RECORDS PROVIDED>
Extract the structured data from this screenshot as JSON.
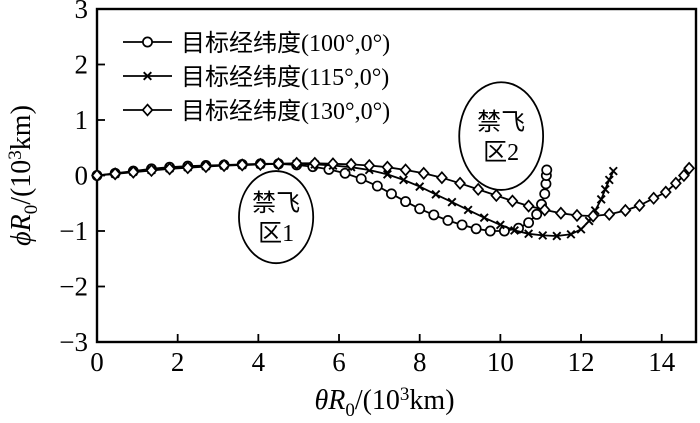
{
  "figure": {
    "background": "#ffffff",
    "ink_color": "#000000"
  },
  "chart_data": {
    "type": "line",
    "title": "",
    "xlabel": {
      "plain": "θR0/(10³km)",
      "italic": "θR",
      "sub": "0",
      "mid": "/(10",
      "sup": "3",
      "post": "km)"
    },
    "ylabel": {
      "plain": "ϕR0/(10³km)",
      "italic": "ϕR",
      "sub": "0",
      "mid": "/(10",
      "sup": "3",
      "post": "km)"
    },
    "xlim": [
      0,
      14.85
    ],
    "ylim": [
      -3,
      3
    ],
    "x_ticks": [
      0,
      2,
      4,
      6,
      8,
      10,
      12,
      14
    ],
    "y_ticks": [
      -3,
      -2,
      -1,
      0,
      1,
      2,
      3
    ],
    "grid": false,
    "legend_position": "top-left-inside",
    "series": [
      {
        "name": "目标经纬度(100°,0°)",
        "marker": "circle",
        "points": [
          [
            0,
            0
          ],
          [
            0.45,
            0.04
          ],
          [
            0.9,
            0.08
          ],
          [
            1.35,
            0.12
          ],
          [
            1.8,
            0.15
          ],
          [
            2.25,
            0.17
          ],
          [
            2.7,
            0.18
          ],
          [
            3.15,
            0.19
          ],
          [
            3.6,
            0.2
          ],
          [
            4.05,
            0.21
          ],
          [
            4.5,
            0.21
          ],
          [
            4.95,
            0.19
          ],
          [
            5.35,
            0.16
          ],
          [
            5.75,
            0.11
          ],
          [
            6.15,
            0.04
          ],
          [
            6.55,
            -0.06
          ],
          [
            6.95,
            -0.19
          ],
          [
            7.3,
            -0.33
          ],
          [
            7.65,
            -0.47
          ],
          [
            8.0,
            -0.6
          ],
          [
            8.35,
            -0.71
          ],
          [
            8.7,
            -0.81
          ],
          [
            9.05,
            -0.89
          ],
          [
            9.4,
            -0.96
          ],
          [
            9.75,
            -1.0
          ],
          [
            10.1,
            -1.0
          ],
          [
            10.45,
            -0.95
          ],
          [
            10.7,
            -0.85
          ],
          [
            10.9,
            -0.7
          ],
          [
            11.02,
            -0.52
          ],
          [
            11.1,
            -0.33
          ],
          [
            11.13,
            -0.15
          ],
          [
            11.14,
            0.0
          ],
          [
            11.15,
            0.1
          ]
        ]
      },
      {
        "name": "目标经纬度(115°,0°)",
        "marker": "x",
        "points": [
          [
            0,
            0
          ],
          [
            0.45,
            0.03
          ],
          [
            0.9,
            0.07
          ],
          [
            1.35,
            0.1
          ],
          [
            1.8,
            0.13
          ],
          [
            2.25,
            0.15
          ],
          [
            2.7,
            0.17
          ],
          [
            3.15,
            0.18
          ],
          [
            3.6,
            0.19
          ],
          [
            4.05,
            0.2
          ],
          [
            4.5,
            0.21
          ],
          [
            4.95,
            0.21
          ],
          [
            5.4,
            0.2
          ],
          [
            5.85,
            0.18
          ],
          [
            6.3,
            0.15
          ],
          [
            6.75,
            0.1
          ],
          [
            7.2,
            0.02
          ],
          [
            7.6,
            -0.08
          ],
          [
            8.0,
            -0.2
          ],
          [
            8.4,
            -0.34
          ],
          [
            8.8,
            -0.48
          ],
          [
            9.2,
            -0.62
          ],
          [
            9.6,
            -0.76
          ],
          [
            10.0,
            -0.89
          ],
          [
            10.35,
            -0.99
          ],
          [
            10.7,
            -1.05
          ],
          [
            11.05,
            -1.08
          ],
          [
            11.4,
            -1.09
          ],
          [
            11.75,
            -1.06
          ],
          [
            12.0,
            -0.97
          ],
          [
            12.2,
            -0.82
          ],
          [
            12.35,
            -0.63
          ],
          [
            12.5,
            -0.43
          ],
          [
            12.6,
            -0.25
          ],
          [
            12.7,
            -0.08
          ],
          [
            12.8,
            0.08
          ]
        ]
      },
      {
        "name": "目标经纬度(130°,0°)",
        "marker": "diamond",
        "points": [
          [
            0,
            0
          ],
          [
            0.45,
            0.03
          ],
          [
            0.9,
            0.06
          ],
          [
            1.35,
            0.09
          ],
          [
            1.8,
            0.12
          ],
          [
            2.25,
            0.14
          ],
          [
            2.7,
            0.16
          ],
          [
            3.15,
            0.18
          ],
          [
            3.6,
            0.19
          ],
          [
            4.05,
            0.2
          ],
          [
            4.5,
            0.21
          ],
          [
            4.95,
            0.22
          ],
          [
            5.4,
            0.22
          ],
          [
            5.85,
            0.21
          ],
          [
            6.3,
            0.2
          ],
          [
            6.75,
            0.18
          ],
          [
            7.2,
            0.15
          ],
          [
            7.65,
            0.1
          ],
          [
            8.1,
            0.04
          ],
          [
            8.55,
            -0.04
          ],
          [
            9.0,
            -0.14
          ],
          [
            9.45,
            -0.25
          ],
          [
            9.9,
            -0.36
          ],
          [
            10.3,
            -0.46
          ],
          [
            10.7,
            -0.55
          ],
          [
            11.1,
            -0.62
          ],
          [
            11.5,
            -0.68
          ],
          [
            11.9,
            -0.72
          ],
          [
            12.3,
            -0.73
          ],
          [
            12.7,
            -0.7
          ],
          [
            13.1,
            -0.63
          ],
          [
            13.45,
            -0.54
          ],
          [
            13.8,
            -0.41
          ],
          [
            14.1,
            -0.3
          ],
          [
            14.35,
            -0.14
          ],
          [
            14.55,
            0.0
          ],
          [
            14.68,
            0.13
          ]
        ]
      }
    ],
    "annotations": [
      {
        "lines": [
          "禁飞",
          "区1"
        ],
        "x": 4.44,
        "y": -0.75,
        "rx": 0.92,
        "ry": 0.83
      },
      {
        "lines": [
          "禁飞",
          "区2"
        ],
        "x": 10.02,
        "y": 0.71,
        "rx": 1.04,
        "ry": 0.97
      }
    ]
  }
}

SHORT EXERCISE>
In the entries above, find each line with the word "目标经纬度" and show it.

SOLUTION TO THIS EXERCISE>
        "name": "目标经纬度(100°,0°)",
        "name": "目标经纬度(115°,0°)",
        "name": "目标经纬度(130°,0°)",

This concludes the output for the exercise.